* _WHAT THE EXERCISE ASKS_:
Write out the entries again exactly as they are given.

* * * * *

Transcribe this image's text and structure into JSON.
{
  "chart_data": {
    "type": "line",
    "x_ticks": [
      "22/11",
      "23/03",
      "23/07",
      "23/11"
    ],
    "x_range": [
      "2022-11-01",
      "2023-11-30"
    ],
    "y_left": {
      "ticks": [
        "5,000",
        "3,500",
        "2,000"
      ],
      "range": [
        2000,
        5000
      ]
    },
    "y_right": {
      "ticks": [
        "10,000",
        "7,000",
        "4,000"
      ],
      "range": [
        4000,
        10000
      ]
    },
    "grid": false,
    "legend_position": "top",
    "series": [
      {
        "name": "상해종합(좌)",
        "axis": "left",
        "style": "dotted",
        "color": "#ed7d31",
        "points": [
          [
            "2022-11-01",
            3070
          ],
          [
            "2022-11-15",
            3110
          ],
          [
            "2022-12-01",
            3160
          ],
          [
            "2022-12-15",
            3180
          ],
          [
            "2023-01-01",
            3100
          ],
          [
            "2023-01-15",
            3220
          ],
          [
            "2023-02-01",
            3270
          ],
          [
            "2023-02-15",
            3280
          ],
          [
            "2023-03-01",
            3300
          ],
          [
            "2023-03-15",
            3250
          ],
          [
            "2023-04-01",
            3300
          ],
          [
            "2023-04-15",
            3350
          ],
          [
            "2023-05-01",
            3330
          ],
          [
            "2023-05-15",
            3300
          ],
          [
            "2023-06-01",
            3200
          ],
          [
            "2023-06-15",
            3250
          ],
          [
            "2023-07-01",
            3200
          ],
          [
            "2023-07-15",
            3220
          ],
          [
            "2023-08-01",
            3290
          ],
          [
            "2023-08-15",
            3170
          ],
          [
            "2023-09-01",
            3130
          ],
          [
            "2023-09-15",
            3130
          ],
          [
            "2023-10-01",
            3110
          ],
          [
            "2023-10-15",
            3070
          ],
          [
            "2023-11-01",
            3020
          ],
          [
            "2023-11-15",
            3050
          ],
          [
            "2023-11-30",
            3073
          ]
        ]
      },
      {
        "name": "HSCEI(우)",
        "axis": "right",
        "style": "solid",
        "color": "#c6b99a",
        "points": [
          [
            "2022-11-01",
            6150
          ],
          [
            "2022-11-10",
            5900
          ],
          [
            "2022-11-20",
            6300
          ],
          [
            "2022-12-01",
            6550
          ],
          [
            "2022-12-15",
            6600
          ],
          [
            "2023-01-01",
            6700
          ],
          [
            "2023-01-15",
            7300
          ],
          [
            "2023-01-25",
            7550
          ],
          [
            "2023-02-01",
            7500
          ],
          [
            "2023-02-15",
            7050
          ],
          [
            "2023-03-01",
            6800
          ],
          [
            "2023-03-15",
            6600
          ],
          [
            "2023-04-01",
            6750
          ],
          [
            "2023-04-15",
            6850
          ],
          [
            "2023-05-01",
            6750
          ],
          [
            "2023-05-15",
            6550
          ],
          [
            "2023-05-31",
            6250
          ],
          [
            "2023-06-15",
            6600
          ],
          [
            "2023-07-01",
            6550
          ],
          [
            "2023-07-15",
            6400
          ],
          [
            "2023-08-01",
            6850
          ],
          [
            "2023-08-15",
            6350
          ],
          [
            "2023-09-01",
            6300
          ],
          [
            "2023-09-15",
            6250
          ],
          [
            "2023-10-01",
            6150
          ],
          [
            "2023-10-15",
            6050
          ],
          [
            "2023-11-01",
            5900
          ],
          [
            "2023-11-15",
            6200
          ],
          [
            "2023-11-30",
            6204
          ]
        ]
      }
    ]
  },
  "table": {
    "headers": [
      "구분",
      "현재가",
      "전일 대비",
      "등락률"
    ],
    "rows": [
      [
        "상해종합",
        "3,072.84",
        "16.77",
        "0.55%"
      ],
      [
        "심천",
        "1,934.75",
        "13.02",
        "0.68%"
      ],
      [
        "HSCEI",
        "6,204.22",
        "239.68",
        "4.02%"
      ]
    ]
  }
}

* * * * *

* _PROBLEM SOLUTION_:
Transcribe this image's text and structure into JSON.
{
  "chart_data": {
    "type": "line",
    "x_ticks": [
      "22/11",
      "23/03",
      "23/07",
      "23/11"
    ],
    "x_range": [
      "2022-11-01",
      "2023-11-30"
    ],
    "y_left": {
      "ticks": [
        "5,000",
        "3,500",
        "2,000"
      ],
      "range": [
        2000,
        5000
      ]
    },
    "y_right": {
      "ticks": [
        "10,000",
        "7,000",
        "4,000"
      ],
      "range": [
        4000,
        10000
      ]
    },
    "grid": false,
    "legend_position": "top",
    "series": [
      {
        "name": "상해종합(좌)",
        "axis": "left",
        "style": "dotted",
        "color": "#ed7d31",
        "points": [
          [
            "2022-11-01",
            3070
          ],
          [
            "2022-11-15",
            3110
          ],
          [
            "2022-12-01",
            3160
          ],
          [
            "2022-12-15",
            3180
          ],
          [
            "2023-01-01",
            3100
          ],
          [
            "2023-01-15",
            3220
          ],
          [
            "2023-02-01",
            3270
          ],
          [
            "2023-02-15",
            3280
          ],
          [
            "2023-03-01",
            3300
          ],
          [
            "2023-03-15",
            3250
          ],
          [
            "2023-04-01",
            3300
          ],
          [
            "2023-04-15",
            3350
          ],
          [
            "2023-05-01",
            3330
          ],
          [
            "2023-05-15",
            3300
          ],
          [
            "2023-06-01",
            3200
          ],
          [
            "2023-06-15",
            3250
          ],
          [
            "2023-07-01",
            3200
          ],
          [
            "2023-07-15",
            3220
          ],
          [
            "2023-08-01",
            3290
          ],
          [
            "2023-08-15",
            3170
          ],
          [
            "2023-09-01",
            3130
          ],
          [
            "2023-09-15",
            3130
          ],
          [
            "2023-10-01",
            3110
          ],
          [
            "2023-10-15",
            3070
          ],
          [
            "2023-11-01",
            3020
          ],
          [
            "2023-11-15",
            3050
          ],
          [
            "2023-11-30",
            3073
          ]
        ]
      },
      {
        "name": "HSCEI(우)",
        "axis": "right",
        "style": "solid",
        "color": "#c6b99a",
        "points": [
          [
            "2022-11-01",
            6150
          ],
          [
            "2022-11-10",
            5900
          ],
          [
            "2022-11-20",
            6300
          ],
          [
            "2022-12-01",
            6550
          ],
          [
            "2022-12-15",
            6600
          ],
          [
            "2023-01-01",
            6700
          ],
          [
            "2023-01-15",
            7300
          ],
          [
            "2023-01-25",
            7550
          ],
          [
            "2023-02-01",
            7500
          ],
          [
            "2023-02-15",
            7050
          ],
          [
            "2023-03-01",
            6800
          ],
          [
            "2023-03-15",
            6600
          ],
          [
            "2023-04-01",
            6750
          ],
          [
            "2023-04-15",
            6850
          ],
          [
            "2023-05-01",
            6750
          ],
          [
            "2023-05-15",
            6550
          ],
          [
            "2023-05-31",
            6250
          ],
          [
            "2023-06-15",
            6600
          ],
          [
            "2023-07-01",
            6550
          ],
          [
            "2023-07-15",
            6400
          ],
          [
            "2023-08-01",
            6850
          ],
          [
            "2023-08-15",
            6350
          ],
          [
            "2023-09-01",
            6300
          ],
          [
            "2023-09-15",
            6250
          ],
          [
            "2023-10-01",
            6150
          ],
          [
            "2023-10-15",
            6050
          ],
          [
            "2023-11-01",
            5900
          ],
          [
            "2023-11-15",
            6200
          ],
          [
            "2023-11-30",
            6204
          ]
        ]
      }
    ]
  },
  "table": {
    "headers": [
      "구분",
      "현재가",
      "전일 대비",
      "등락률"
    ],
    "rows": [
      [
        "상해종합",
        "3,072.84",
        "16.77",
        "0.55%"
      ],
      [
        "심천",
        "1,934.75",
        "13.02",
        "0.68%"
      ],
      [
        "HSCEI",
        "6,204.22",
        "239.68",
        "4.02%"
      ]
    ]
  }
}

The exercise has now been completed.